GIVEN EXERCISE - Could every line of the data be printed exactly as it reads?

MATERIALS PROVIDED -
┌──

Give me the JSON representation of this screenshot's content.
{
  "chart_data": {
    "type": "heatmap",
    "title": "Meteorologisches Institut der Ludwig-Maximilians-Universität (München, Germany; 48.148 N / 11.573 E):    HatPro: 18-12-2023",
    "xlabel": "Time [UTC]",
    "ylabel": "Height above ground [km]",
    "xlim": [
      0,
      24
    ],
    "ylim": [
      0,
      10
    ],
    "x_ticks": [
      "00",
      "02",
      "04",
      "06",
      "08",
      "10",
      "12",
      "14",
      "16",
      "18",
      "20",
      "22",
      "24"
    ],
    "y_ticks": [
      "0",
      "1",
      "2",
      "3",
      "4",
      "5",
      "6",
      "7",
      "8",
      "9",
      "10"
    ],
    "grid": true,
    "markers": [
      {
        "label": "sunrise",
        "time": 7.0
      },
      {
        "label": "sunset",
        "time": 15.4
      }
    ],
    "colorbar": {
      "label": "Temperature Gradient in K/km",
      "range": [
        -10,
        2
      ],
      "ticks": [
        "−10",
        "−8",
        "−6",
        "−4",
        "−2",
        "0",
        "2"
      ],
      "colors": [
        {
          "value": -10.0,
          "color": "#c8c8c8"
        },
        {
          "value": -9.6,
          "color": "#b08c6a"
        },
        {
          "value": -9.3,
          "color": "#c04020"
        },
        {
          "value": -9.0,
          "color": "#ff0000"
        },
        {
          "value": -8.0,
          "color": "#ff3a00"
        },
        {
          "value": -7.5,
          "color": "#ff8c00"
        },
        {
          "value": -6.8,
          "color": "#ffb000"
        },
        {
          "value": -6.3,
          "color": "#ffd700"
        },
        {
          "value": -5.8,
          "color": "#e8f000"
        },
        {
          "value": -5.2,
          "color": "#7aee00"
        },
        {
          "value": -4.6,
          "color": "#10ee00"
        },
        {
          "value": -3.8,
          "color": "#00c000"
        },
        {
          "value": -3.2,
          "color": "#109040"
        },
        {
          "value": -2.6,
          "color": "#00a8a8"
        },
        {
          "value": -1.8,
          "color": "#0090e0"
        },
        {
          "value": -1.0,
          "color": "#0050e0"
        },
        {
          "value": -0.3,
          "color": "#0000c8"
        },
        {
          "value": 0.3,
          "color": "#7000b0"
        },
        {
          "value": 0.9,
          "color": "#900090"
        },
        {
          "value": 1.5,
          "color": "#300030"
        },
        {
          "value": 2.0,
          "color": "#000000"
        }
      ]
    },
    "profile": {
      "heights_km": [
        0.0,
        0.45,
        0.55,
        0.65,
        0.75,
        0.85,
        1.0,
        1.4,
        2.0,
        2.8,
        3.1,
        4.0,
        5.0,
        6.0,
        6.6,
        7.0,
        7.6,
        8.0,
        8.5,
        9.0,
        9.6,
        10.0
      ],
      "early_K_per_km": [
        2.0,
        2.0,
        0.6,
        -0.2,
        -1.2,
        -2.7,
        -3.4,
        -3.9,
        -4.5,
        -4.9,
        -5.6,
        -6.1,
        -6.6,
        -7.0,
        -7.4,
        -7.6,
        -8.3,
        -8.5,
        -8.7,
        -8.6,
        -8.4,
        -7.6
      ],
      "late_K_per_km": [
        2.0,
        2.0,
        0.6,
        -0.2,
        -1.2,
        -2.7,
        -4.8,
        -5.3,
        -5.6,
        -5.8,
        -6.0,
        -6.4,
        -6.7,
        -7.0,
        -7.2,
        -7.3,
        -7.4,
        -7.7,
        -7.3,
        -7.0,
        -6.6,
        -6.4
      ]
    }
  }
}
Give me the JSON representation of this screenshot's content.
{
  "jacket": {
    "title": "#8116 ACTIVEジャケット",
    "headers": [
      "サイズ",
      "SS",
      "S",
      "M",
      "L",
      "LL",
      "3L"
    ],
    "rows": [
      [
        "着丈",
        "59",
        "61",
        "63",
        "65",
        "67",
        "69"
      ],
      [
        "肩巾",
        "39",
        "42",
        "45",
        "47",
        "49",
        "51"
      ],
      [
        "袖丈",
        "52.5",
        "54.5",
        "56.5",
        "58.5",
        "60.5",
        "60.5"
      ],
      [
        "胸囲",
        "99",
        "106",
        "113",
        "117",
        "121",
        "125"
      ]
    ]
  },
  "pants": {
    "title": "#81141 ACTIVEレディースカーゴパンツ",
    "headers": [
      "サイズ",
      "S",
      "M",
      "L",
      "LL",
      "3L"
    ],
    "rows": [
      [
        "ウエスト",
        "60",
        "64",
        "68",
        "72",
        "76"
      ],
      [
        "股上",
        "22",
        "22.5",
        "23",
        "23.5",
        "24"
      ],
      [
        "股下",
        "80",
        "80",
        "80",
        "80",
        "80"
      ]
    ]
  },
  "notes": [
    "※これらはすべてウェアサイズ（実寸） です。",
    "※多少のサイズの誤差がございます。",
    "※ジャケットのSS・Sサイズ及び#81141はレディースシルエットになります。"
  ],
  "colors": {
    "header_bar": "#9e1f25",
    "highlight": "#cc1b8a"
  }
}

└──

OUTPUT -
Give me the JSON representation of this screenshot's content.
{
  "chart_data": {
    "type": "heatmap",
    "title": "Meteorologisches Institut der Ludwig-Maximilians-Universität (München, Germany; 48.148 N / 11.573 E):    HatPro: 18-12-2023",
    "xlabel": "Time [UTC]",
    "ylabel": "Height above ground [km]",
    "xlim": [
      0,
      24
    ],
    "ylim": [
      0,
      10
    ],
    "x_ticks": [
      "00",
      "02",
      "04",
      "06",
      "08",
      "10",
      "12",
      "14",
      "16",
      "18",
      "20",
      "22",
      "24"
    ],
    "y_ticks": [
      "0",
      "1",
      "2",
      "3",
      "4",
      "5",
      "6",
      "7",
      "8",
      "9",
      "10"
    ],
    "grid": true,
    "markers": [
      {
        "label": "sunrise",
        "time": 7.0
      },
      {
        "label": "sunset",
        "time": 15.4
      }
    ],
    "colorbar": {
      "label": "Temperature Gradient in K/km",
      "range": [
        -10,
        2
      ],
      "ticks": [
        "−10",
        "−8",
        "−6",
        "−4",
        "−2",
        "0",
        "2"
      ],
      "colors": [
        {
          "value": -10.0,
          "color": "#c8c8c8"
        },
        {
          "value": -9.6,
          "color": "#b08c6a"
        },
        {
          "value": -9.3,
          "color": "#c04020"
        },
        {
          "value": -9.0,
          "color": "#ff0000"
        },
        {
          "value": -8.0,
          "color": "#ff3a00"
        },
        {
          "value": -7.5,
          "color": "#ff8c00"
        },
        {
          "value": -6.8,
          "color": "#ffb000"
        },
        {
          "value": -6.3,
          "color": "#ffd700"
        },
        {
          "value": -5.8,
          "color": "#e8f000"
        },
        {
          "value": -5.2,
          "color": "#7aee00"
        },
        {
          "value": -4.6,
          "color": "#10ee00"
        },
        {
          "value": -3.8,
          "color": "#00c000"
        },
        {
          "value": -3.2,
          "color": "#109040"
        },
        {
          "value": -2.6,
          "color": "#00a8a8"
        },
        {
          "value": -1.8,
          "color": "#0090e0"
        },
        {
          "value": -1.0,
          "color": "#0050e0"
        },
        {
          "value": -0.3,
          "color": "#0000c8"
        },
        {
          "value": 0.3,
          "color": "#7000b0"
        },
        {
          "value": 0.9,
          "color": "#900090"
        },
        {
          "value": 1.5,
          "color": "#300030"
        },
        {
          "value": 2.0,
          "color": "#000000"
        }
      ]
    },
    "profile": {
      "heights_km": [
        0.0,
        0.45,
        0.55,
        0.65,
        0.75,
        0.85,
        1.0,
        1.4,
        2.0,
        2.8,
        3.1,
        4.0,
        5.0,
        6.0,
        6.6,
        7.0,
        7.6,
        8.0,
        8.5,
        9.0,
        9.6,
        10.0
      ],
      "early_K_per_km": [
        2.0,
        2.0,
        0.6,
        -0.2,
        -1.2,
        -2.7,
        -3.4,
        -3.9,
        -4.5,
        -4.9,
        -5.6,
        -6.1,
        -6.6,
        -7.0,
        -7.4,
        -7.6,
        -8.3,
        -8.5,
        -8.7,
        -8.6,
        -8.4,
        -7.6
      ],
      "late_K_per_km": [
        2.0,
        2.0,
        0.6,
        -0.2,
        -1.2,
        -2.7,
        -4.8,
        -5.3,
        -5.6,
        -5.8,
        -6.0,
        -6.4,
        -6.7,
        -7.0,
        -7.2,
        -7.3,
        -7.4,
        -7.7,
        -7.3,
        -7.0,
        -6.6,
        -6.4
      ]
    }
  }
}
Give me the JSON representation of this screenshot's content.
{
  "jacket": {
    "title": "#8116 ACTIVEジャケット",
    "headers": [
      "サイズ",
      "SS",
      "S",
      "M",
      "L",
      "LL",
      "3L"
    ],
    "rows": [
      [
        "着丈",
        "59",
        "61",
        "63",
        "65",
        "67",
        "69"
      ],
      [
        "肩巾",
        "39",
        "42",
        "45",
        "47",
        "49",
        "51"
      ],
      [
        "袖丈",
        "52.5",
        "54.5",
        "56.5",
        "58.5",
        "60.5",
        "60.5"
      ],
      [
        "胸囲",
        "99",
        "106",
        "113",
        "117",
        "121",
        "125"
      ]
    ]
  },
  "pants": {
    "title": "#81141 ACTIVEレディースカーゴパンツ",
    "headers": [
      "サイズ",
      "S",
      "M",
      "L",
      "LL",
      "3L"
    ],
    "rows": [
      [
        "ウエスト",
        "60",
        "64",
        "68",
        "72",
        "76"
      ],
      [
        "股上",
        "22",
        "22.5",
        "23",
        "23.5",
        "24"
      ],
      [
        "股下",
        "80",
        "80",
        "80",
        "80",
        "80"
      ]
    ]
  },
  "notes": [
    "※これらはすべてウェアサイズ（実寸） です。",
    "※多少のサイズの誤差がございます。",
    "※ジャケットのSS・Sサイズ及び#81141はレディースシルエットになります。"
  ],
  "colors": {
    "header_bar": "#9e1f25",
    "highlight": "#cc1b8a"
  }
}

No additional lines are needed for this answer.